Dataset entries
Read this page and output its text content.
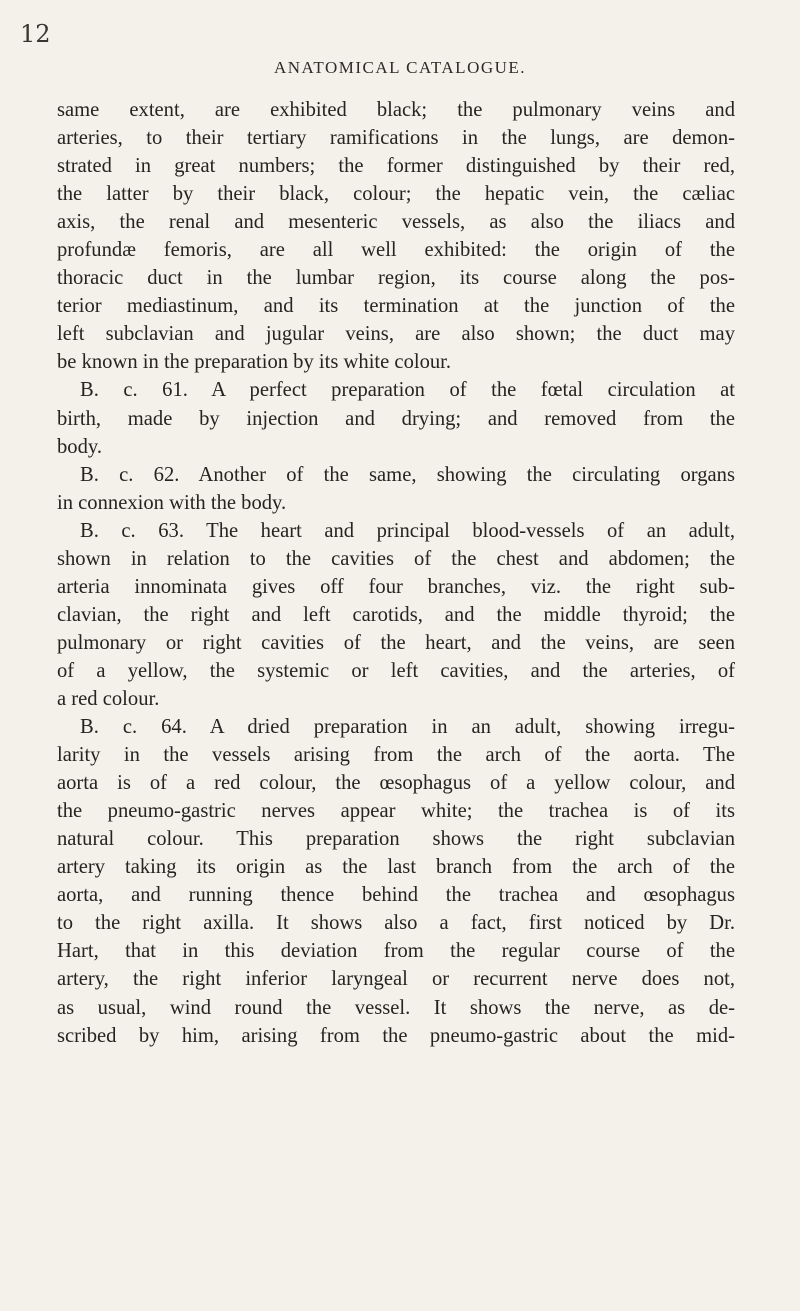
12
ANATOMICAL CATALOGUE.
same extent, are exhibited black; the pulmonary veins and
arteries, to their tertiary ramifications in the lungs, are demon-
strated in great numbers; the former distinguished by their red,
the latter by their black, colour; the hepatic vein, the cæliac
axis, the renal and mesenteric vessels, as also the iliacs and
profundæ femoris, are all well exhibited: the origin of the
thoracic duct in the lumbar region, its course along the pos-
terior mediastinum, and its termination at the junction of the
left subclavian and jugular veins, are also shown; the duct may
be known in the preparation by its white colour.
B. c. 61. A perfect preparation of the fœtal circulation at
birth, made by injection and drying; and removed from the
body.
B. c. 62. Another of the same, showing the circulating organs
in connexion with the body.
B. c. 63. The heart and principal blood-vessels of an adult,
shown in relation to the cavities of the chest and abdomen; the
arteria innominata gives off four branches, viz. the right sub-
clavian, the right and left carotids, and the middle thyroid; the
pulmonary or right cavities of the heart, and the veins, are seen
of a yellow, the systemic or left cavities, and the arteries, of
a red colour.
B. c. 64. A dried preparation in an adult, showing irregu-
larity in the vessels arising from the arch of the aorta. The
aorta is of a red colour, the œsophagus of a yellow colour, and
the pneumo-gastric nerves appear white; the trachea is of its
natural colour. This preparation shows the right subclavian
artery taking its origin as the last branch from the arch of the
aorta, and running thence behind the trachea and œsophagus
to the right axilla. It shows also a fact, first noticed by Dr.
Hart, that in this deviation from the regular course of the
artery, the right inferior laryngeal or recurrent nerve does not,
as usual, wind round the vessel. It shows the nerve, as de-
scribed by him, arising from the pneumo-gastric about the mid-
...
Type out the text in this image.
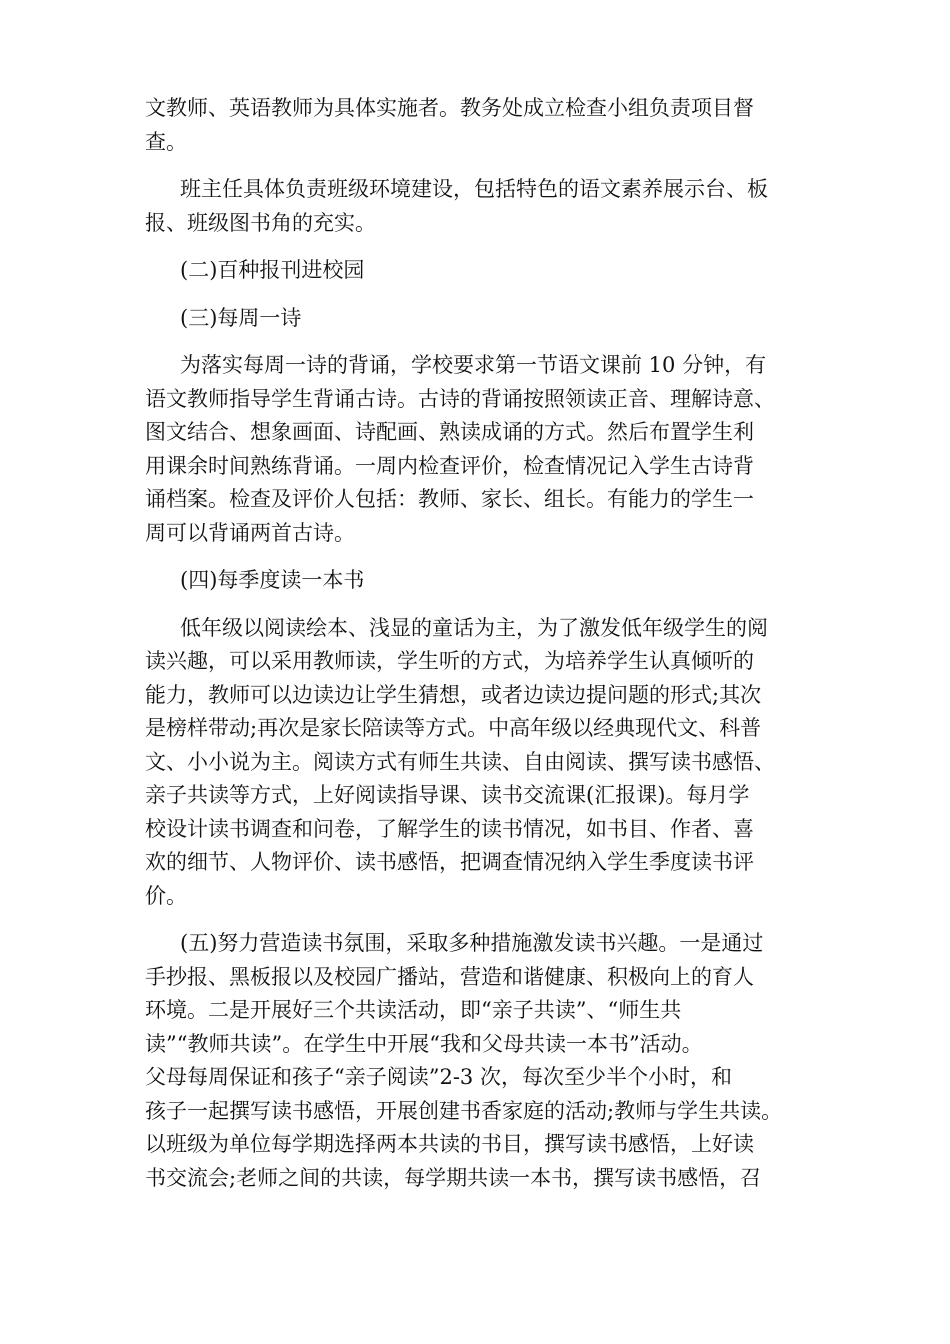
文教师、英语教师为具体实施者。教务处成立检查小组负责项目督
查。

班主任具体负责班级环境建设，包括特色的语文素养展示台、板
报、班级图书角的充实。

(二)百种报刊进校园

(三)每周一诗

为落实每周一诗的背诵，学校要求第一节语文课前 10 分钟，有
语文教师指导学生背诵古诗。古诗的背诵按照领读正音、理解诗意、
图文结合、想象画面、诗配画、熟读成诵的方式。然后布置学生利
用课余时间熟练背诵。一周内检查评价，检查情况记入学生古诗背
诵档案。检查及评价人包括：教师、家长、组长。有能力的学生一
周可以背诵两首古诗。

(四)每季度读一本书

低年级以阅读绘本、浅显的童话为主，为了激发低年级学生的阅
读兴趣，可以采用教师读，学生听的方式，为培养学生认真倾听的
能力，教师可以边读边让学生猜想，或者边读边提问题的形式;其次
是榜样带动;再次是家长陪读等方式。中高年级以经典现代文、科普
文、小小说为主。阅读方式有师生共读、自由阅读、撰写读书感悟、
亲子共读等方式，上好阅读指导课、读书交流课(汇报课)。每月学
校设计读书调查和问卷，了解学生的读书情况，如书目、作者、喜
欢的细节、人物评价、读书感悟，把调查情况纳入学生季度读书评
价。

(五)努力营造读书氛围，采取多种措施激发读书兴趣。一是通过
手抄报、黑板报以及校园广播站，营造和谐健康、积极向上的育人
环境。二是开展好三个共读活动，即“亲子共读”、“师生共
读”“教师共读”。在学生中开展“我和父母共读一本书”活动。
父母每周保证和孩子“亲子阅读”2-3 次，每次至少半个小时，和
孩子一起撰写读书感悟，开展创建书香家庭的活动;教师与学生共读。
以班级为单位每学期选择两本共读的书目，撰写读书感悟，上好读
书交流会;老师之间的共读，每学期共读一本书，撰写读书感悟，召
...
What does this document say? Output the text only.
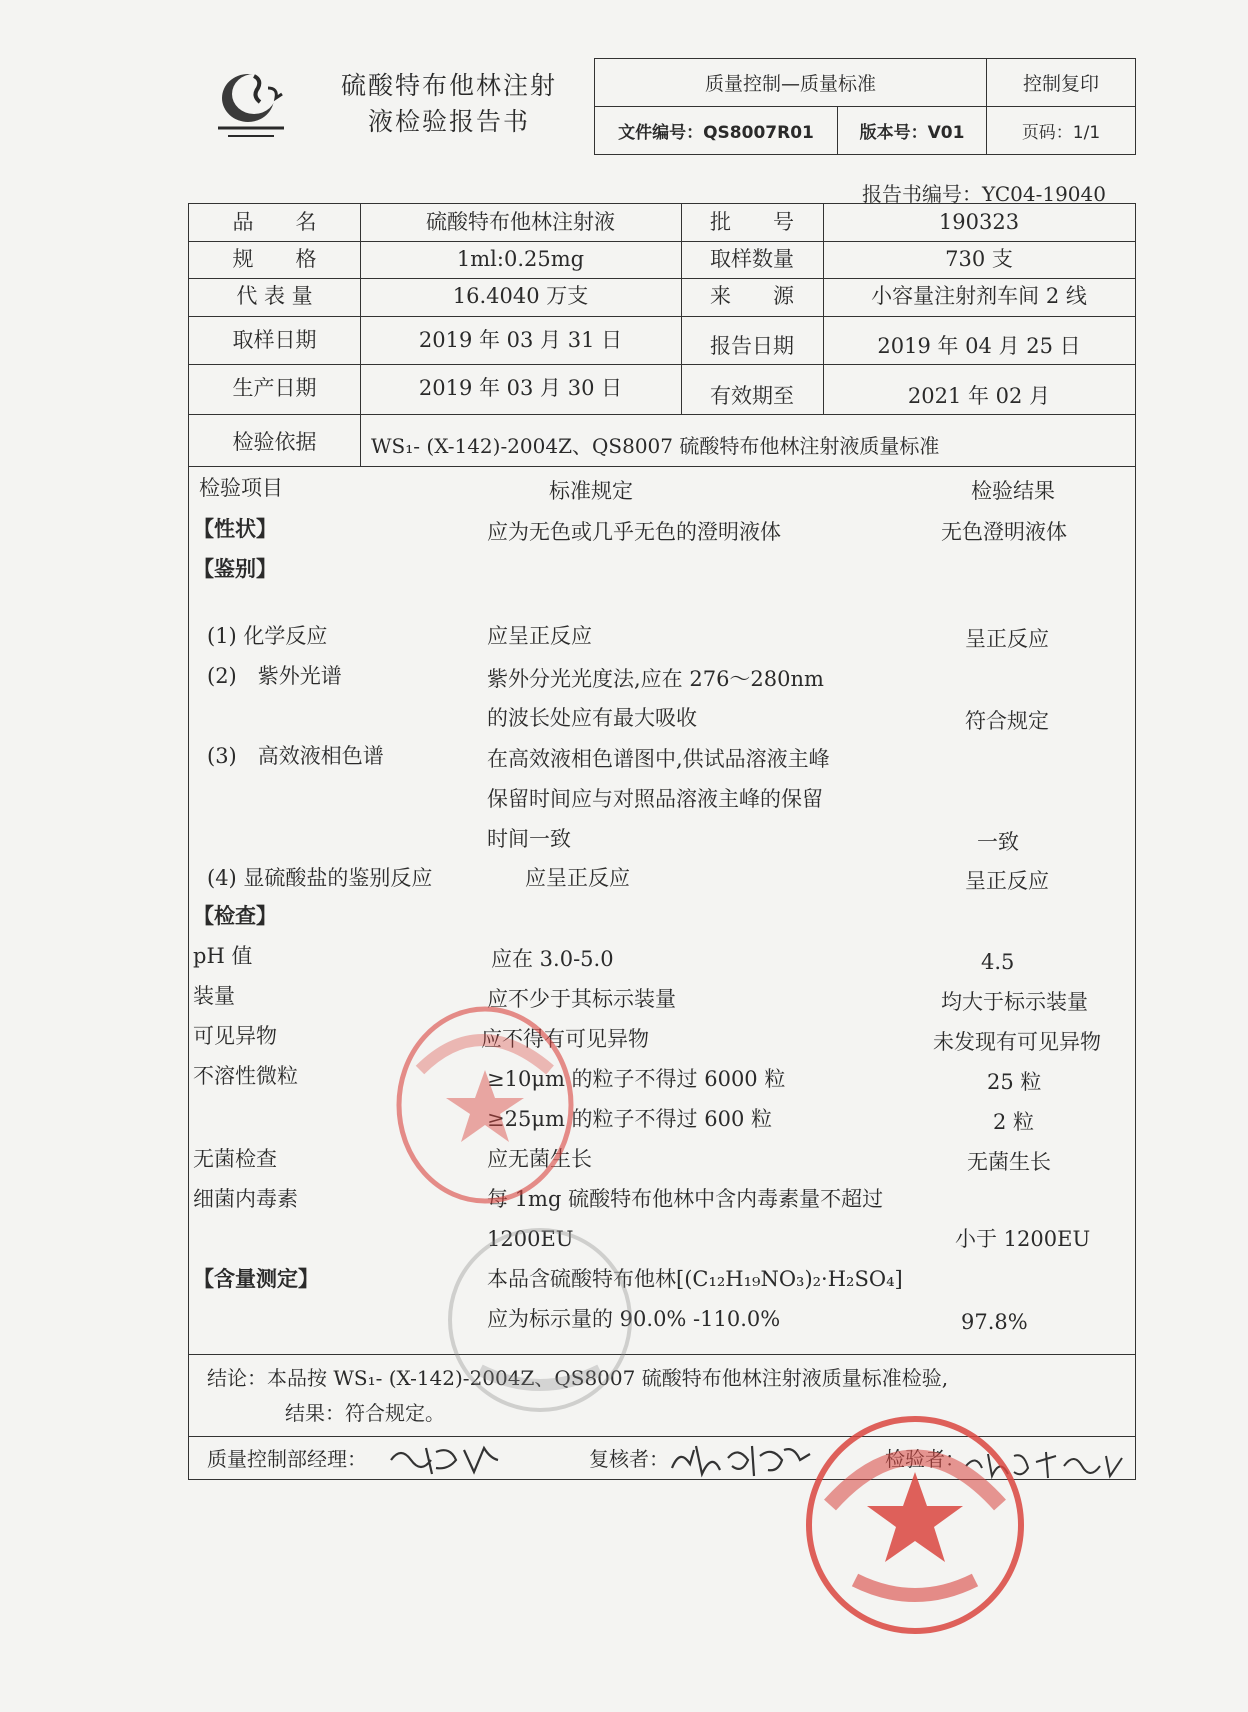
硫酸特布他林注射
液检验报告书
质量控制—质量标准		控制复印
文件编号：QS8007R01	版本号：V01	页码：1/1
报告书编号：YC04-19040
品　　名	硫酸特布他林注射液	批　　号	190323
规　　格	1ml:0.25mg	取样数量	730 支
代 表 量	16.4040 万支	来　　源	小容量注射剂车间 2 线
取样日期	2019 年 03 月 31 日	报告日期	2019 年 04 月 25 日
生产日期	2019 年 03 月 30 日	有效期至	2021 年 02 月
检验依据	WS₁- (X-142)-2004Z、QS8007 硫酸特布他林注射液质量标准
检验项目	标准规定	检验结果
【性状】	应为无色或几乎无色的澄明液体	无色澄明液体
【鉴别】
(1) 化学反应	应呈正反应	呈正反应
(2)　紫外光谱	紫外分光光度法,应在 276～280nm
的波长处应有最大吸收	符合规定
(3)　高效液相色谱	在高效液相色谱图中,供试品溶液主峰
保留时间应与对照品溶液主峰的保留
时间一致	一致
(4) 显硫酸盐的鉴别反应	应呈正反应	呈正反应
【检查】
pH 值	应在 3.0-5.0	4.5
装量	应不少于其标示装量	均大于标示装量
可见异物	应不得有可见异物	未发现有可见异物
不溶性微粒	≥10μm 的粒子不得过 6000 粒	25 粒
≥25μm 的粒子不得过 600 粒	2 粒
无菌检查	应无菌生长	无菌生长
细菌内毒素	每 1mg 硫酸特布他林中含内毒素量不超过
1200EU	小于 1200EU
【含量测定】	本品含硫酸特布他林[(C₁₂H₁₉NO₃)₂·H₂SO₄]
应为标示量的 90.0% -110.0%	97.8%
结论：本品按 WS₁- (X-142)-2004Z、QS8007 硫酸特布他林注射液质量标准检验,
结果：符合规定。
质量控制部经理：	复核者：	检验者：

**GOAL:** Scan the material line by line and report each one that contains "text".

**RESPONSE BELOW:**
Read this page and output its text content.
Type out the text in this image.
What does this document say? Output the text only.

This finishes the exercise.